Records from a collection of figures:
☆ ☆ ☆ ☆ ☆ ☆ ☆

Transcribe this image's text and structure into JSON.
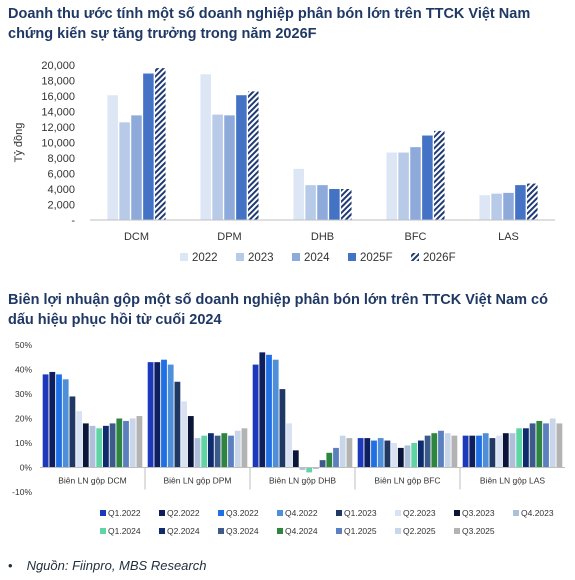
{
  "title1": "Doanh thu ước tính một số doanh nghiệp phân bón lớn trên TTCK Việt Nam chứng kiến sự tăng trưởng trong năm 2026F",
  "title2": "Biên lợi nhuận gộp một số doanh nghiệp phân bón lớn trên TTCK Việt Nam có dấu hiệu phục hồi từ cuối 2024",
  "source": "Nguồn: Fiinpro, MBS Research",
  "bullet": "•",
  "chart_data": [
    {
      "type": "bar",
      "ylabel": "Tỷ đồng",
      "ylim": [
        0,
        20000
      ],
      "yticks": [
        "-",
        "2,000",
        "4,000",
        "6,000",
        "8,000",
        "10,000",
        "12,000",
        "14,000",
        "16,000",
        "18,000",
        "20,000"
      ],
      "categories": [
        "DCM",
        "DPM",
        "DHB",
        "BFC",
        "LAS"
      ],
      "legend_position": "bottom",
      "series": [
        {
          "name": "2022",
          "color": "#dce6f4",
          "values": [
            16100,
            18800,
            6600,
            8700,
            3200
          ]
        },
        {
          "name": "2023",
          "color": "#b7cbe8",
          "values": [
            12600,
            13600,
            4500,
            8700,
            3400
          ]
        },
        {
          "name": "2024",
          "color": "#8eaadb",
          "values": [
            13500,
            13500,
            4500,
            9400,
            3500
          ]
        },
        {
          "name": "2025F",
          "color": "#4472c4",
          "values": [
            18900,
            16100,
            4000,
            10900,
            4500
          ]
        },
        {
          "name": "2026F",
          "color": "#2f4f8f",
          "hatched": true,
          "values": [
            19600,
            16600,
            4000,
            11500,
            4700
          ]
        }
      ]
    },
    {
      "type": "bar",
      "ylim": [
        -0.1,
        0.5
      ],
      "yticks": [
        "-10%",
        "0%",
        "10%",
        "20%",
        "30%",
        "40%",
        "50%"
      ],
      "categories": [
        "Biên LN gộp DCM",
        "Biên LN gộp DPM",
        "Biên LN gộp DHB",
        "Biên LN gộp BFC",
        "Biên LN gộp LAS"
      ],
      "legend_position": "bottom",
      "series": [
        {
          "name": "Q1.2022",
          "color": "#1c39bb",
          "values": [
            0.38,
            0.43,
            0.42,
            0.12,
            0.13
          ]
        },
        {
          "name": "Q2.2022",
          "color": "#0d1f5c",
          "values": [
            0.39,
            0.43,
            0.47,
            0.12,
            0.13
          ]
        },
        {
          "name": "Q3.2022",
          "color": "#1f6fe5",
          "values": [
            0.38,
            0.44,
            0.46,
            0.11,
            0.13
          ]
        },
        {
          "name": "Q4.2022",
          "color": "#4f8fd9",
          "values": [
            0.36,
            0.42,
            0.44,
            0.12,
            0.14
          ]
        },
        {
          "name": "Q1.2023",
          "color": "#1f3864",
          "values": [
            0.29,
            0.35,
            0.32,
            0.11,
            0.12
          ]
        },
        {
          "name": "Q2.2023",
          "color": "#d9e2f3",
          "values": [
            0.23,
            0.27,
            0.18,
            0.1,
            0.13
          ]
        },
        {
          "name": "Q3.2023",
          "color": "#0b1538",
          "values": [
            0.18,
            0.21,
            0.07,
            0.08,
            0.14
          ]
        },
        {
          "name": "Q4.2023",
          "color": "#aebfd9",
          "values": [
            0.17,
            0.12,
            -0.01,
            0.09,
            0.14
          ]
        },
        {
          "name": "Q1.2024",
          "color": "#5fd4a4",
          "values": [
            0.16,
            0.13,
            -0.02,
            0.1,
            0.16
          ]
        },
        {
          "name": "Q2.2024",
          "color": "#102a6e",
          "values": [
            0.17,
            0.14,
            0.0,
            0.11,
            0.16
          ]
        },
        {
          "name": "Q3.2024",
          "color": "#3c5a8a",
          "values": [
            0.18,
            0.13,
            0.03,
            0.13,
            0.18
          ]
        },
        {
          "name": "Q4.2024",
          "color": "#2e8540",
          "values": [
            0.2,
            0.14,
            0.06,
            0.14,
            0.19
          ]
        },
        {
          "name": "Q1.2025",
          "color": "#5b7fbf",
          "values": [
            0.19,
            0.13,
            0.08,
            0.15,
            0.18
          ]
        },
        {
          "name": "Q2.2025",
          "color": "#c9d6ea",
          "values": [
            0.2,
            0.15,
            0.13,
            0.14,
            0.2
          ]
        },
        {
          "name": "Q3.2025",
          "color": "#b3b3b3",
          "values": [
            0.21,
            0.16,
            0.12,
            0.13,
            0.18
          ]
        }
      ]
    }
  ]
}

☆ ☆ ☆ ☆ ☆ ☆ ☆

--- YOUR INSTRUCTIONS ---
Go through the material line by line. Show each line that contains the string "nghiệp".

--- RESULT FOR THIS EXERCISE ---
  "title1": "Doanh thu ước tính một số doanh nghiệp phân bón lớn trên TTCK Việt Nam chứng kiến sự tăng trưởng trong năm 2026F",
  "title2": "Biên lợi nhuận gộp một số doanh nghiệp phân bón lớn trên TTCK Việt Nam có dấu hiệu phục hồi từ cuối 2024",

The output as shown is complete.